[Collected data entries]
* * *
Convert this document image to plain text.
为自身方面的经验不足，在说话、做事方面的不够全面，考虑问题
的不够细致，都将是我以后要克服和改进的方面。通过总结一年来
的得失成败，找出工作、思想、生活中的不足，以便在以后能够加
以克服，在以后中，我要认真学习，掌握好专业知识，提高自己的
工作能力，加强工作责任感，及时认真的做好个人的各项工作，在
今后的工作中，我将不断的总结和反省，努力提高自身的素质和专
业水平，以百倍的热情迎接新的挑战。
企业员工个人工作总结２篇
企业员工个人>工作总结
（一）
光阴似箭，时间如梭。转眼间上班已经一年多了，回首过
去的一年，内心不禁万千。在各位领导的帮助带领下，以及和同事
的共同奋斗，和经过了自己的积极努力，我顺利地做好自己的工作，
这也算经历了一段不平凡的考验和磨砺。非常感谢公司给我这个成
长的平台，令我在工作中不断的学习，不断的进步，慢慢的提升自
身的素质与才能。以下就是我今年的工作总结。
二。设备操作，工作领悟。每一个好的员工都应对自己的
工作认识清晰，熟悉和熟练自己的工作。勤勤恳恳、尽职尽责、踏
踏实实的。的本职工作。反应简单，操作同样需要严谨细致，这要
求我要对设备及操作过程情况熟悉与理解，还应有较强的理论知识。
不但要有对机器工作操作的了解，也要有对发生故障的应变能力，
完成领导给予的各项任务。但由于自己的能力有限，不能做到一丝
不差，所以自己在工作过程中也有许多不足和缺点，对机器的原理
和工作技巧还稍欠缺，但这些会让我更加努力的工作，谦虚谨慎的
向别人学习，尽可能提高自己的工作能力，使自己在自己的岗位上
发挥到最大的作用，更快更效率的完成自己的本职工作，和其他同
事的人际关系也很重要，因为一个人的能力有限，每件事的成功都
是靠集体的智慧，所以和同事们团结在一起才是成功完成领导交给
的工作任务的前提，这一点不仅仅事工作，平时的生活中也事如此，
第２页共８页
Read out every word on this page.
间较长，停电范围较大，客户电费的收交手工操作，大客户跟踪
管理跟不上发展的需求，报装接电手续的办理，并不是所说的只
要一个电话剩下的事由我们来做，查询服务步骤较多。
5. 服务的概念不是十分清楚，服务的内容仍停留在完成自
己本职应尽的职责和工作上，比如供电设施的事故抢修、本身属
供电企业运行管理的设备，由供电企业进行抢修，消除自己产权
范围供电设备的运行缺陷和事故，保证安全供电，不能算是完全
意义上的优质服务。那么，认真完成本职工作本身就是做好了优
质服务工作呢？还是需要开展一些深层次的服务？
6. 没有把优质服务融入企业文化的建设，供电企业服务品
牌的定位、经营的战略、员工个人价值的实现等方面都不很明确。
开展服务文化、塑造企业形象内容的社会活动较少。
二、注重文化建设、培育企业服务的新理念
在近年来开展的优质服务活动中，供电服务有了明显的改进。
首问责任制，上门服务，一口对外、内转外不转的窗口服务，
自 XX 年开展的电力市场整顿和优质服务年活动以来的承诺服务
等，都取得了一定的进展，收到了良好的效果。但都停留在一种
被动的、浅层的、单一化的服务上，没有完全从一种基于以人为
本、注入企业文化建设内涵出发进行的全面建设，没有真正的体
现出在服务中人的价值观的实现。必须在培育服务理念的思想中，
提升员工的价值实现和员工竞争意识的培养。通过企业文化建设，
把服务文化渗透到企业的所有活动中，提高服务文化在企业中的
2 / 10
* * *
§ Task requirements:
Generate an exact reproduction of all entries.

§ Answer to this problem:
Convert this document image to plain text.
为自身方面的经验不足，在说话、做事方面的不够全面，考虑问题
的不够细致，都将是我以后要克服和改进的方面。通过总结一年来
的得失成败，找出工作、思想、生活中的不足，以便在以后能够加
以克服，在以后中，我要认真学习，掌握好专业知识，提高自己的
工作能力，加强工作责任感，及时认真的做好个人的各项工作，在
今后的工作中，我将不断的总结和反省，努力提高自身的素质和专
业水平，以百倍的热情迎接新的挑战。
企业员工个人工作总结２篇
企业员工个人>工作总结
（一）
光阴似箭，时间如梭。转眼间上班已经一年多了，回首过
去的一年，内心不禁万千。在各位领导的帮助带领下，以及和同事
的共同奋斗，和经过了自己的积极努力，我顺利地做好自己的工作，
这也算经历了一段不平凡的考验和磨砺。非常感谢公司给我这个成
长的平台，令我在工作中不断的学习，不断的进步，慢慢的提升自
身的素质与才能。以下就是我今年的工作总结。
二。设备操作，工作领悟。每一个好的员工都应对自己的
工作认识清晰，熟悉和熟练自己的工作。勤勤恳恳、尽职尽责、踏
踏实实的。的本职工作。反应简单，操作同样需要严谨细致，这要
求我要对设备及操作过程情况熟悉与理解，还应有较强的理论知识。
不但要有对机器工作操作的了解，也要有对发生故障的应变能力，
完成领导给予的各项任务。但由于自己的能力有限，不能做到一丝
不差，所以自己在工作过程中也有许多不足和缺点，对机器的原理
和工作技巧还稍欠缺，但这些会让我更加努力的工作，谦虚谨慎的
向别人学习，尽可能提高自己的工作能力，使自己在自己的岗位上
发挥到最大的作用，更快更效率的完成自己的本职工作，和其他同
事的人际关系也很重要，因为一个人的能力有限，每件事的成功都
是靠集体的智慧，所以和同事们团结在一起才是成功完成领导交给
的工作任务的前提，这一点不仅仅事工作，平时的生活中也事如此，
第２页共８页
Read out every word on this page.
间较长，停电范围较大，客户电费的收交手工操作，大客户跟踪
管理跟不上发展的需求，报装接电手续的办理，并不是所说的只
要一个电话剩下的事由我们来做，查询服务步骤较多。
5. 服务的概念不是十分清楚，服务的内容仍停留在完成自
己本职应尽的职责和工作上，比如供电设施的事故抢修、本身属
供电企业运行管理的设备，由供电企业进行抢修，消除自己产权
范围供电设备的运行缺陷和事故，保证安全供电，不能算是完全
意义上的优质服务。那么，认真完成本职工作本身就是做好了优
质服务工作呢？还是需要开展一些深层次的服务？
6. 没有把优质服务融入企业文化的建设，供电企业服务品
牌的定位、经营的战略、员工个人价值的实现等方面都不很明确。
开展服务文化、塑造企业形象内容的社会活动较少。
二、注重文化建设、培育企业服务的新理念
在近年来开展的优质服务活动中，供电服务有了明显的改进。
首问责任制，上门服务，一口对外、内转外不转的窗口服务，
自 XX 年开展的电力市场整顿和优质服务年活动以来的承诺服务
等，都取得了一定的进展，收到了良好的效果。但都停留在一种
被动的、浅层的、单一化的服务上，没有完全从一种基于以人为
本、注入企业文化建设内涵出发进行的全面建设，没有真正的体
现出在服务中人的价值观的实现。必须在培育服务理念的思想中，
提升员工的价值实现和员工竞争意识的培养。通过企业文化建设，
把服务文化渗透到企业的所有活动中，提高服务文化在企业中的
2 / 10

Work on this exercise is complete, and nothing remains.